Stored data:
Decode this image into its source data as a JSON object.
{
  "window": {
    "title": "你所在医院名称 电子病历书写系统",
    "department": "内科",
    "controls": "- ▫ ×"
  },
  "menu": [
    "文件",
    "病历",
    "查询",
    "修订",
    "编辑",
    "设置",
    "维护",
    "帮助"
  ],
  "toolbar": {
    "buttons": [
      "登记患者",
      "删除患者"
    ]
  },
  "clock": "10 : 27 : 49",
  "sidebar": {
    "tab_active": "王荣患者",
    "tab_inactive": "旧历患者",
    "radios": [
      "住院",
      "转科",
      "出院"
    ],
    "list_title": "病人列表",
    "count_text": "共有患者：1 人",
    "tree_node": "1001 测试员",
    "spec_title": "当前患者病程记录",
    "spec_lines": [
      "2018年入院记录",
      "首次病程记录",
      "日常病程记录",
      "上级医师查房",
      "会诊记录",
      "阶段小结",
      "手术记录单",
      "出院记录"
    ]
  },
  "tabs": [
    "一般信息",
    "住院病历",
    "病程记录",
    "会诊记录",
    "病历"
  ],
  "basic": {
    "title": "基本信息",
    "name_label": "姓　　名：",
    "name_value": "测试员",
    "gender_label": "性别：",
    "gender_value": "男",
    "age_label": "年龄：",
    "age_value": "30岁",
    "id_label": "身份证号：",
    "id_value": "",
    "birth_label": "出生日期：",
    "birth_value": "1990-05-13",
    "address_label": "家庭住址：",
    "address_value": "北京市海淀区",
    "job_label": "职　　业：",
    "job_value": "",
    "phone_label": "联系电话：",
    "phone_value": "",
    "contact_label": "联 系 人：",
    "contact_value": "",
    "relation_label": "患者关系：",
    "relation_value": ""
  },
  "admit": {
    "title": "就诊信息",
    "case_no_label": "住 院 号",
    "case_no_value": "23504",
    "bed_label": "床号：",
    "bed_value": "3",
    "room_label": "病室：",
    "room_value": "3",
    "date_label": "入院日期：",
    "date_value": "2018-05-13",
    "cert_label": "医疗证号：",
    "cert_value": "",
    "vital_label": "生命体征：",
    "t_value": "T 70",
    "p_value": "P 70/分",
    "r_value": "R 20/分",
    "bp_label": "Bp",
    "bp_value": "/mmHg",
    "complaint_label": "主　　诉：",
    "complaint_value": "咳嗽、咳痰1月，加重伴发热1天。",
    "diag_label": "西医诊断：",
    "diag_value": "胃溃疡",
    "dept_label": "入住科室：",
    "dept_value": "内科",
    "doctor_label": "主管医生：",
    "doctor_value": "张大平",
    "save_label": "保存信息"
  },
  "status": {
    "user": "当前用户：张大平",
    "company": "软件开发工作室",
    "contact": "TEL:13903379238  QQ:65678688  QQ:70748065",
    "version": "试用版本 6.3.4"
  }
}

■ Task brief:
Output the listing above without altering a single character.

■ Exercise response:
Decode this image into its source data as a JSON object.
{
  "window": {
    "title": "你所在医院名称 电子病历书写系统",
    "department": "内科",
    "controls": "- ▫ ×"
  },
  "menu": [
    "文件",
    "病历",
    "查询",
    "修订",
    "编辑",
    "设置",
    "维护",
    "帮助"
  ],
  "toolbar": {
    "buttons": [
      "登记患者",
      "删除患者"
    ]
  },
  "clock": "10 : 27 : 49",
  "sidebar": {
    "tab_active": "王荣患者",
    "tab_inactive": "旧历患者",
    "radios": [
      "住院",
      "转科",
      "出院"
    ],
    "list_title": "病人列表",
    "count_text": "共有患者：1 人",
    "tree_node": "1001 测试员",
    "spec_title": "当前患者病程记录",
    "spec_lines": [
      "2018年入院记录",
      "首次病程记录",
      "日常病程记录",
      "上级医师查房",
      "会诊记录",
      "阶段小结",
      "手术记录单",
      "出院记录"
    ]
  },
  "tabs": [
    "一般信息",
    "住院病历",
    "病程记录",
    "会诊记录",
    "病历"
  ],
  "basic": {
    "title": "基本信息",
    "name_label": "姓　　名：",
    "name_value": "测试员",
    "gender_label": "性别：",
    "gender_value": "男",
    "age_label": "年龄：",
    "age_value": "30岁",
    "id_label": "身份证号：",
    "id_value": "",
    "birth_label": "出生日期：",
    "birth_value": "1990-05-13",
    "address_label": "家庭住址：",
    "address_value": "北京市海淀区",
    "job_label": "职　　业：",
    "job_value": "",
    "phone_label": "联系电话：",
    "phone_value": "",
    "contact_label": "联 系 人：",
    "contact_value": "",
    "relation_label": "患者关系：",
    "relation_value": ""
  },
  "admit": {
    "title": "就诊信息",
    "case_no_label": "住 院 号",
    "case_no_value": "23504",
    "bed_label": "床号：",
    "bed_value": "3",
    "room_label": "病室：",
    "room_value": "3",
    "date_label": "入院日期：",
    "date_value": "2018-05-13",
    "cert_label": "医疗证号：",
    "cert_value": "",
    "vital_label": "生命体征：",
    "t_value": "T 70",
    "p_value": "P 70/分",
    "r_value": "R 20/分",
    "bp_label": "Bp",
    "bp_value": "/mmHg",
    "complaint_label": "主　　诉：",
    "complaint_value": "咳嗽、咳痰1月，加重伴发热1天。",
    "diag_label": "西医诊断：",
    "diag_value": "胃溃疡",
    "dept_label": "入住科室：",
    "dept_value": "内科",
    "doctor_label": "主管医生：",
    "doctor_value": "张大平",
    "save_label": "保存信息"
  },
  "status": {
    "user": "当前用户：张大平",
    "company": "软件开发工作室",
    "contact": "TEL:13903379238  QQ:65678688  QQ:70748065",
    "version": "试用版本 6.3.4"
  }
}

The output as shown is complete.